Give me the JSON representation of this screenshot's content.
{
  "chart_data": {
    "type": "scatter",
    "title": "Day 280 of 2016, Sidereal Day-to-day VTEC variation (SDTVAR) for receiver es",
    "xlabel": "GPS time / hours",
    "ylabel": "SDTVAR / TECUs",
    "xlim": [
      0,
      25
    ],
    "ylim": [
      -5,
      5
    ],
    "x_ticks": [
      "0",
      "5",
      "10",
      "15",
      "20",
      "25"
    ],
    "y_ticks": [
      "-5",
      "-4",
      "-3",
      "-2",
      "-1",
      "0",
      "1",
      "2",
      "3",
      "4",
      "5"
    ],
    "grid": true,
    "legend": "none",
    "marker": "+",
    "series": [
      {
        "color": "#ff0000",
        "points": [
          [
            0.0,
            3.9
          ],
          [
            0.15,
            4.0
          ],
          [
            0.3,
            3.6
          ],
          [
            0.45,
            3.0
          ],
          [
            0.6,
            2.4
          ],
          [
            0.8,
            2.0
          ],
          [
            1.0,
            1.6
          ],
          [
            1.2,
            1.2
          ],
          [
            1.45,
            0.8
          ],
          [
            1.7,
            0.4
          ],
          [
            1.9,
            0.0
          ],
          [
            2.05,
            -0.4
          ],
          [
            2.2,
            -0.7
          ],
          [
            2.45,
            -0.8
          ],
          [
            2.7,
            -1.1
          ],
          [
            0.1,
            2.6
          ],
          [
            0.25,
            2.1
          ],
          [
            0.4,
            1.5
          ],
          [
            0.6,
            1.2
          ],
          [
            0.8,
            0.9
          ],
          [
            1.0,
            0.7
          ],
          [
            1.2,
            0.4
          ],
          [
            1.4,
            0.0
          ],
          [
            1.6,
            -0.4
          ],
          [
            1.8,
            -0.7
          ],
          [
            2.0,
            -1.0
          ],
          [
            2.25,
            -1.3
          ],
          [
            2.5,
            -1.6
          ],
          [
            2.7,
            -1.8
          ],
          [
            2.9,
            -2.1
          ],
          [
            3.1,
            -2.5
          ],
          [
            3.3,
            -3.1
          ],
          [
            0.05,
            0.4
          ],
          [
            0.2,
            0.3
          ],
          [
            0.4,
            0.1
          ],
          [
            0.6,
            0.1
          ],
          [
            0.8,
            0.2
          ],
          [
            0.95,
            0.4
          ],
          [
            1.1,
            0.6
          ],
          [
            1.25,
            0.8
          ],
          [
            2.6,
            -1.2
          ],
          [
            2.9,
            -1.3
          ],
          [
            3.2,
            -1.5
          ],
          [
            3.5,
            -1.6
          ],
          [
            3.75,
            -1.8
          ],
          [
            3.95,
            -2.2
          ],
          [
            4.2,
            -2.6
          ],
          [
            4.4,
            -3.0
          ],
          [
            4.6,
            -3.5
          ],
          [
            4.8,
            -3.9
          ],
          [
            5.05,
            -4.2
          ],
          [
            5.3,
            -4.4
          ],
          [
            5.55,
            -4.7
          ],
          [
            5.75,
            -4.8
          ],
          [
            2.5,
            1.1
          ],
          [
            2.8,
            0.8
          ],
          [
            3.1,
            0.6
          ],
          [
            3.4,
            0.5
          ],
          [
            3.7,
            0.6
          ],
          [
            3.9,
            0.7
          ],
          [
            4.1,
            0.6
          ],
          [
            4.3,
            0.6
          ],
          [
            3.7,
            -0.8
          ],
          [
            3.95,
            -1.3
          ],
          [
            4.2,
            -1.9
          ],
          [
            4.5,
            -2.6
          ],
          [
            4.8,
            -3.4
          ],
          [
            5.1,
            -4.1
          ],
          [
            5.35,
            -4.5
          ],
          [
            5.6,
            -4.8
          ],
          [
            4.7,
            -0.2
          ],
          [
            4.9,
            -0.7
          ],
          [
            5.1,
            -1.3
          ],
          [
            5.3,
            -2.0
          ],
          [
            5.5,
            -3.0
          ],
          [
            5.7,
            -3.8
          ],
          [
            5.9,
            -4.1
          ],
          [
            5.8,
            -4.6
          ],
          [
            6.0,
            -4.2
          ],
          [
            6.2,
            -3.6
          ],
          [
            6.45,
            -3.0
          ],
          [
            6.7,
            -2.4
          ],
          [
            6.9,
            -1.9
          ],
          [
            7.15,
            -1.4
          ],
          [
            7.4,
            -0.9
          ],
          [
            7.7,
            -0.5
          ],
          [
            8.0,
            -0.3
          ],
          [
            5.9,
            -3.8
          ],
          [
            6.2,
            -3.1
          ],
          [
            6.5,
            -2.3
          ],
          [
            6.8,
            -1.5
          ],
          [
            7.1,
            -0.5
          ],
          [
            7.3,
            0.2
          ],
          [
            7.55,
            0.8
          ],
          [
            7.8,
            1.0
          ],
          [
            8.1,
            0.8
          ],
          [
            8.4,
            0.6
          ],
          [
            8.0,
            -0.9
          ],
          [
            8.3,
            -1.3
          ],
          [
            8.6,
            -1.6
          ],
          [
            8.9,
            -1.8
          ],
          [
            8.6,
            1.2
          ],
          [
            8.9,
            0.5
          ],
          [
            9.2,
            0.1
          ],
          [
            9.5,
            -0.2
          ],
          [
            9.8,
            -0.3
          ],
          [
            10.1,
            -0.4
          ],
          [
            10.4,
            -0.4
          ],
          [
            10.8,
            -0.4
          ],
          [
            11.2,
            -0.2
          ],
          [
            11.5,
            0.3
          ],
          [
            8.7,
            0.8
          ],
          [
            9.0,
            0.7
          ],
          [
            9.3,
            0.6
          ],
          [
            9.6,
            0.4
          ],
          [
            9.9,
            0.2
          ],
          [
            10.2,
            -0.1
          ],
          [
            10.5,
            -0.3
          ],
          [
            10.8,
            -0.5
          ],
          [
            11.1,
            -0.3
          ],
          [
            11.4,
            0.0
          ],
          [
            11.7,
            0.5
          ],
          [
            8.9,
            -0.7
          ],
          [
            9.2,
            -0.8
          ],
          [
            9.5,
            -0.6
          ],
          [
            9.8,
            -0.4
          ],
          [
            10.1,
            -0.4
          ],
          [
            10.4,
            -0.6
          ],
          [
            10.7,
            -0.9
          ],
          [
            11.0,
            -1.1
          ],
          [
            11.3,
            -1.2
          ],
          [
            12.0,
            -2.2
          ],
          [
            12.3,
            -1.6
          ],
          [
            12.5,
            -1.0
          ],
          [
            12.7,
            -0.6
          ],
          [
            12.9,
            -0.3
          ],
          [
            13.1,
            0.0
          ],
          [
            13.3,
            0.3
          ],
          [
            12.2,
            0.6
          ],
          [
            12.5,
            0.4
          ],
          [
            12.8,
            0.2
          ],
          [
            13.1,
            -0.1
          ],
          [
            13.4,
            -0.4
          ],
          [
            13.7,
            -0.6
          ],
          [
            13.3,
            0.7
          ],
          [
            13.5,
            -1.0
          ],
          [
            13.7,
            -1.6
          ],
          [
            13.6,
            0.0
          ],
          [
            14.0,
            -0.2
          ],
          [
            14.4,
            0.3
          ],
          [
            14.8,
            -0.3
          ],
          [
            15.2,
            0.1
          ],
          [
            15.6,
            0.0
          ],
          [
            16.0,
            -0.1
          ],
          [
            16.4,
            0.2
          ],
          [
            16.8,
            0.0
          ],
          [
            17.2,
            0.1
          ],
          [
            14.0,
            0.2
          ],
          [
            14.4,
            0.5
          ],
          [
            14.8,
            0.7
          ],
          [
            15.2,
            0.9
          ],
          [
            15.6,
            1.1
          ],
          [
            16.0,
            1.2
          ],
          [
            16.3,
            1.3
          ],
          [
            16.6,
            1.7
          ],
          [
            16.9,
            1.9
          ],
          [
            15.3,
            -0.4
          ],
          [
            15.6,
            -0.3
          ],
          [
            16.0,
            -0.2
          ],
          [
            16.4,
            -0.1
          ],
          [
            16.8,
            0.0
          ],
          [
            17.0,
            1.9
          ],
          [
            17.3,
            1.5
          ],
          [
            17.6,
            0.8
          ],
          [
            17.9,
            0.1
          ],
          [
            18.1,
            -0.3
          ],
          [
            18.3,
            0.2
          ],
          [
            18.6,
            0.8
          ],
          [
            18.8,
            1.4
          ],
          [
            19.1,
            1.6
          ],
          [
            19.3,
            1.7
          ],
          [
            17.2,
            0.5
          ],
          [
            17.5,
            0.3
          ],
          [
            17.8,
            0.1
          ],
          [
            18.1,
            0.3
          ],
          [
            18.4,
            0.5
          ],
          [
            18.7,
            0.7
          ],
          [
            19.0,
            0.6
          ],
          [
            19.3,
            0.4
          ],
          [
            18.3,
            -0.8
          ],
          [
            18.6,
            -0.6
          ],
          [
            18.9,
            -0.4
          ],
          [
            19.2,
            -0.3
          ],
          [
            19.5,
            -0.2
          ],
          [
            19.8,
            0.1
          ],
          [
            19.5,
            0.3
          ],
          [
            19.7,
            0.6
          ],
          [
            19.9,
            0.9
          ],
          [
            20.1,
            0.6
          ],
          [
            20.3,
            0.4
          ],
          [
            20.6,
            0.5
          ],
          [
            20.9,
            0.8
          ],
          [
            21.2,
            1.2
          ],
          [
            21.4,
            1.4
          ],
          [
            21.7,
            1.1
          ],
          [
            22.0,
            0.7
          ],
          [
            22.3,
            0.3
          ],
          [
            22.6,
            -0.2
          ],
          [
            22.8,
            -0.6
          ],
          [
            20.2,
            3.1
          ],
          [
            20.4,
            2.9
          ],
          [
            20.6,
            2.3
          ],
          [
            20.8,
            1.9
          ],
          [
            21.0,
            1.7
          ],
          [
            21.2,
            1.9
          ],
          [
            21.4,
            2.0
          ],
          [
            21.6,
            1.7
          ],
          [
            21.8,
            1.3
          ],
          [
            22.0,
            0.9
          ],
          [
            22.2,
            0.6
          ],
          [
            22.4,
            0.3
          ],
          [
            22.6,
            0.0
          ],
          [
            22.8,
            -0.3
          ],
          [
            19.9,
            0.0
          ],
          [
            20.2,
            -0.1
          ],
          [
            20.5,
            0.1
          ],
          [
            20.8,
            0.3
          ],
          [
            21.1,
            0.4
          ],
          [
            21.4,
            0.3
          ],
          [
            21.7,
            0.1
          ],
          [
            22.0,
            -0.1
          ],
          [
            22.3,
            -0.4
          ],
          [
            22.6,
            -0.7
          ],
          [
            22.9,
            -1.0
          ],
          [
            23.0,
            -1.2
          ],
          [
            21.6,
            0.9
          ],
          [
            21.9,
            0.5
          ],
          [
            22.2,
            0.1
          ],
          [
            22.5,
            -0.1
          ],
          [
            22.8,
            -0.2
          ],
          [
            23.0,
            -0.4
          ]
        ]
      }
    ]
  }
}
══════════════════════════════
- [Given request] Using the records above, copy every line that has the word "SDTVAR" in it.

- [Answer below]
    "title": "Day 280 of 2016, Sidereal Day-to-day VTEC variation (SDTVAR) for receiver es",
    "ylabel": "SDTVAR / TECUs",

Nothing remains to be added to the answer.